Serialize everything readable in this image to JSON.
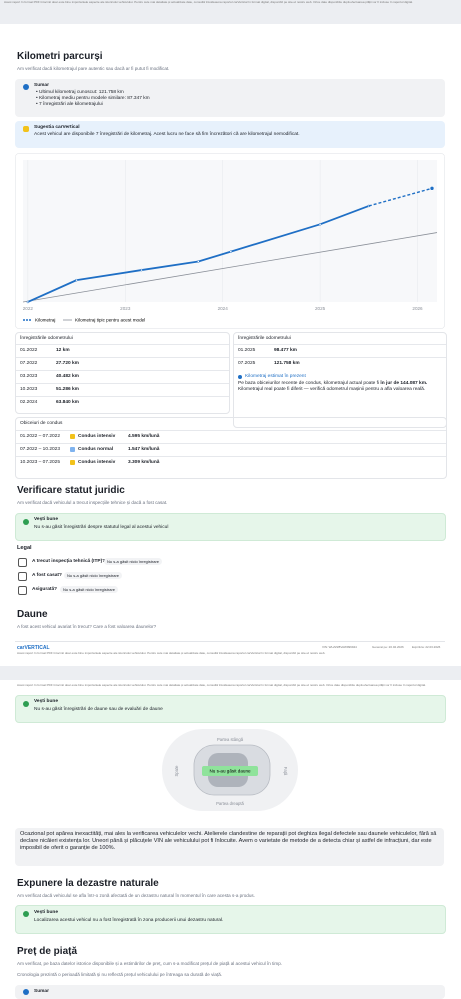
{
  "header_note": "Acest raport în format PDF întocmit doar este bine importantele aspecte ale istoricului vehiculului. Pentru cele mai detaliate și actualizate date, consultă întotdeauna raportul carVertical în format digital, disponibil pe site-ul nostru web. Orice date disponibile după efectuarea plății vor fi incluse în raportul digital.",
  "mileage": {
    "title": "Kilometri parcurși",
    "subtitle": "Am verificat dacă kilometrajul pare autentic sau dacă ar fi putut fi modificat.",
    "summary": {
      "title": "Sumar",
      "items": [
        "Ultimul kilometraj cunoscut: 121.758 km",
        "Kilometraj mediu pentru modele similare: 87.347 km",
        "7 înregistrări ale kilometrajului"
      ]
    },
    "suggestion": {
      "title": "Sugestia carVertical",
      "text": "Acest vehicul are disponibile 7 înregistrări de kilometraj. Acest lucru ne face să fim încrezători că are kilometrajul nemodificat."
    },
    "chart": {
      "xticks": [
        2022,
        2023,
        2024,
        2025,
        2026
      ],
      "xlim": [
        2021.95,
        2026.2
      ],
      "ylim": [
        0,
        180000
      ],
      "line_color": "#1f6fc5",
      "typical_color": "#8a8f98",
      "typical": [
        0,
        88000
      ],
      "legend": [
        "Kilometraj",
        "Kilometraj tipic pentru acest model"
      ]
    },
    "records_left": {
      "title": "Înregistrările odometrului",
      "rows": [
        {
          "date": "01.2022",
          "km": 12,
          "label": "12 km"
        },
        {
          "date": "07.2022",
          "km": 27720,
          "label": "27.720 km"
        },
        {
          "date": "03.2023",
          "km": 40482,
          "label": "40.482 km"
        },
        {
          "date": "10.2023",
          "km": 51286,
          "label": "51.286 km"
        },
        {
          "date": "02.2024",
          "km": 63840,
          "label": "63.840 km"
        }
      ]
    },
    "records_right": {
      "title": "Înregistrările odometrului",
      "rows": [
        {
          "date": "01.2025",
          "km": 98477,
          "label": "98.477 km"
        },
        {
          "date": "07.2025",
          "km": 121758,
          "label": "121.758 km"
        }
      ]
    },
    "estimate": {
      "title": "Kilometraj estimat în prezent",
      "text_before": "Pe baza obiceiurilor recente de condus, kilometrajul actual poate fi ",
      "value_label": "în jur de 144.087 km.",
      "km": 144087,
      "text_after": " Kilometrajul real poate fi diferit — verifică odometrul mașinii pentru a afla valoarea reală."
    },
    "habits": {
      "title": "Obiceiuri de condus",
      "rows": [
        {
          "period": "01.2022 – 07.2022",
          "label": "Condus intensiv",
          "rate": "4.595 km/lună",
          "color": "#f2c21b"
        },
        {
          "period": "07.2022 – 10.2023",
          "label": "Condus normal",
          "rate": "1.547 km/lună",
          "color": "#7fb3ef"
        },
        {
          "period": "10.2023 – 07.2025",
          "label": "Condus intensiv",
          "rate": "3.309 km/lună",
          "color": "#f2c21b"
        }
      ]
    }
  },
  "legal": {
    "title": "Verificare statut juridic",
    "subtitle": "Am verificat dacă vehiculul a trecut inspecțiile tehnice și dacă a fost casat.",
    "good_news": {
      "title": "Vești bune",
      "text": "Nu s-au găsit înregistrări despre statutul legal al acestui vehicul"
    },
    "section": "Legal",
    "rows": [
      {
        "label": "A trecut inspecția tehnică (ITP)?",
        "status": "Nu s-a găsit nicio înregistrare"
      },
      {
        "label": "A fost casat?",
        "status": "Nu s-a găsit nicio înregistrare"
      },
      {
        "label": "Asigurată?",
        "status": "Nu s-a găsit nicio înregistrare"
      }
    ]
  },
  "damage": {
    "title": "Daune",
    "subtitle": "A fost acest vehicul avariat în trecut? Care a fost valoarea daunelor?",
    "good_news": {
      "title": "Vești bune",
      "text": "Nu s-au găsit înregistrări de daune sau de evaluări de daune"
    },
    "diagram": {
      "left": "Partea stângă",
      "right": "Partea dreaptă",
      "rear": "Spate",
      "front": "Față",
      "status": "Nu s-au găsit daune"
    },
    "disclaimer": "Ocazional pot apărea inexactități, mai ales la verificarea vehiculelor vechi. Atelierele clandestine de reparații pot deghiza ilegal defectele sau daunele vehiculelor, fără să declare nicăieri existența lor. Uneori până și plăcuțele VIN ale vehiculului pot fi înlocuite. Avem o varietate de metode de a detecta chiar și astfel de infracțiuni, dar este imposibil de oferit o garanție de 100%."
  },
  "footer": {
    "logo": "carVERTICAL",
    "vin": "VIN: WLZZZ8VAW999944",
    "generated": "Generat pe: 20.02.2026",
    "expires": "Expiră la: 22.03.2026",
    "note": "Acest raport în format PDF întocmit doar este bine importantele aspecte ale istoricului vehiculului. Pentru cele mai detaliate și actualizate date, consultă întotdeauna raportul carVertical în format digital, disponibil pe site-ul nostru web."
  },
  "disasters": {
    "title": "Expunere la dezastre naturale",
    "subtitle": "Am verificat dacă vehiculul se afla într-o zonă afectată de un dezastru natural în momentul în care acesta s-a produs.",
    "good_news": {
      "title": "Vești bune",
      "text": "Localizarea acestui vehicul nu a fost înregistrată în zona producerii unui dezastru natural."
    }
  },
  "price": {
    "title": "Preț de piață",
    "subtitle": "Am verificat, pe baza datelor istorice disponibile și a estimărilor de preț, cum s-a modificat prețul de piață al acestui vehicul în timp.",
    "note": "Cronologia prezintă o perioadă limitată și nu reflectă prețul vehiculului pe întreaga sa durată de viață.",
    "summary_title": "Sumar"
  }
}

....

To do: Write out the listing above exactly as it stands, pictures excluded.

Solution to the exercise:
Serialize everything readable in this image to JSON.
{
  "header_note": "Acest raport în format PDF întocmit doar este bine importantele aspecte ale istoricului vehiculului. Pentru cele mai detaliate și actualizate date, consultă întotdeauna raportul carVertical în format digital, disponibil pe site-ul nostru web. Orice date disponibile după efectuarea plății vor fi incluse în raportul digital.",
  "mileage": {
    "title": "Kilometri parcurși",
    "subtitle": "Am verificat dacă kilometrajul pare autentic sau dacă ar fi putut fi modificat.",
    "summary": {
      "title": "Sumar",
      "items": [
        "Ultimul kilometraj cunoscut: 121.758 km",
        "Kilometraj mediu pentru modele similare: 87.347 km",
        "7 înregistrări ale kilometrajului"
      ]
    },
    "suggestion": {
      "title": "Sugestia carVertical",
      "text": "Acest vehicul are disponibile 7 înregistrări de kilometraj. Acest lucru ne face să fim încrezători că are kilometrajul nemodificat."
    },
    "chart": {
      "xticks": [
        2022,
        2023,
        2024,
        2025,
        2026
      ],
      "xlim": [
        2021.95,
        2026.2
      ],
      "ylim": [
        0,
        180000
      ],
      "line_color": "#1f6fc5",
      "typical_color": "#8a8f98",
      "typical": [
        0,
        88000
      ],
      "legend": [
        "Kilometraj",
        "Kilometraj tipic pentru acest model"
      ]
    },
    "records_left": {
      "title": "Înregistrările odometrului",
      "rows": [
        {
          "date": "01.2022",
          "km": 12,
          "label": "12 km"
        },
        {
          "date": "07.2022",
          "km": 27720,
          "label": "27.720 km"
        },
        {
          "date": "03.2023",
          "km": 40482,
          "label": "40.482 km"
        },
        {
          "date": "10.2023",
          "km": 51286,
          "label": "51.286 km"
        },
        {
          "date": "02.2024",
          "km": 63840,
          "label": "63.840 km"
        }
      ]
    },
    "records_right": {
      "title": "Înregistrările odometrului",
      "rows": [
        {
          "date": "01.2025",
          "km": 98477,
          "label": "98.477 km"
        },
        {
          "date": "07.2025",
          "km": 121758,
          "label": "121.758 km"
        }
      ]
    },
    "estimate": {
      "title": "Kilometraj estimat în prezent",
      "text_before": "Pe baza obiceiurilor recente de condus, kilometrajul actual poate fi ",
      "value_label": "în jur de 144.087 km.",
      "km": 144087,
      "text_after": " Kilometrajul real poate fi diferit — verifică odometrul mașinii pentru a afla valoarea reală."
    },
    "habits": {
      "title": "Obiceiuri de condus",
      "rows": [
        {
          "period": "01.2022 – 07.2022",
          "label": "Condus intensiv",
          "rate": "4.595 km/lună",
          "color": "#f2c21b"
        },
        {
          "period": "07.2022 – 10.2023",
          "label": "Condus normal",
          "rate": "1.547 km/lună",
          "color": "#7fb3ef"
        },
        {
          "period": "10.2023 – 07.2025",
          "label": "Condus intensiv",
          "rate": "3.309 km/lună",
          "color": "#f2c21b"
        }
      ]
    }
  },
  "legal": {
    "title": "Verificare statut juridic",
    "subtitle": "Am verificat dacă vehiculul a trecut inspecțiile tehnice și dacă a fost casat.",
    "good_news": {
      "title": "Vești bune",
      "text": "Nu s-au găsit înregistrări despre statutul legal al acestui vehicul"
    },
    "section": "Legal",
    "rows": [
      {
        "label": "A trecut inspecția tehnică (ITP)?",
        "status": "Nu s-a găsit nicio înregistrare"
      },
      {
        "label": "A fost casat?",
        "status": "Nu s-a găsit nicio înregistrare"
      },
      {
        "label": "Asigurată?",
        "status": "Nu s-a găsit nicio înregistrare"
      }
    ]
  },
  "damage": {
    "title": "Daune",
    "subtitle": "A fost acest vehicul avariat în trecut? Care a fost valoarea daunelor?",
    "good_news": {
      "title": "Vești bune",
      "text": "Nu s-au găsit înregistrări de daune sau de evaluări de daune"
    },
    "diagram": {
      "left": "Partea stângă",
      "right": "Partea dreaptă",
      "rear": "Spate",
      "front": "Față",
      "status": "Nu s-au găsit daune"
    },
    "disclaimer": "Ocazional pot apărea inexactități, mai ales la verificarea vehiculelor vechi. Atelierele clandestine de reparații pot deghiza ilegal defectele sau daunele vehiculelor, fără să declare nicăieri existența lor. Uneori până și plăcuțele VIN ale vehiculului pot fi înlocuite. Avem o varietate de metode de a detecta chiar și astfel de infracțiuni, dar este imposibil de oferit o garanție de 100%."
  },
  "footer": {
    "logo": "carVERTICAL",
    "vin": "VIN: WLZZZ8VAW999944",
    "generated": "Generat pe: 20.02.2026",
    "expires": "Expiră la: 22.03.2026",
    "note": "Acest raport în format PDF întocmit doar este bine importantele aspecte ale istoricului vehiculului. Pentru cele mai detaliate și actualizate date, consultă întotdeauna raportul carVertical în format digital, disponibil pe site-ul nostru web."
  },
  "disasters": {
    "title": "Expunere la dezastre naturale",
    "subtitle": "Am verificat dacă vehiculul se afla într-o zonă afectată de un dezastru natural în momentul în care acesta s-a produs.",
    "good_news": {
      "title": "Vești bune",
      "text": "Localizarea acestui vehicul nu a fost înregistrată în zona producerii unui dezastru natural."
    }
  },
  "price": {
    "title": "Preț de piață",
    "subtitle": "Am verificat, pe baza datelor istorice disponibile și a estimărilor de preț, cum s-a modificat prețul de piață al acestui vehicul în timp.",
    "note": "Cronologia prezintă o perioadă limitată și nu reflectă prețul vehiculului pe întreaga sa durată de viață.",
    "summary_title": "Sumar"
  }
}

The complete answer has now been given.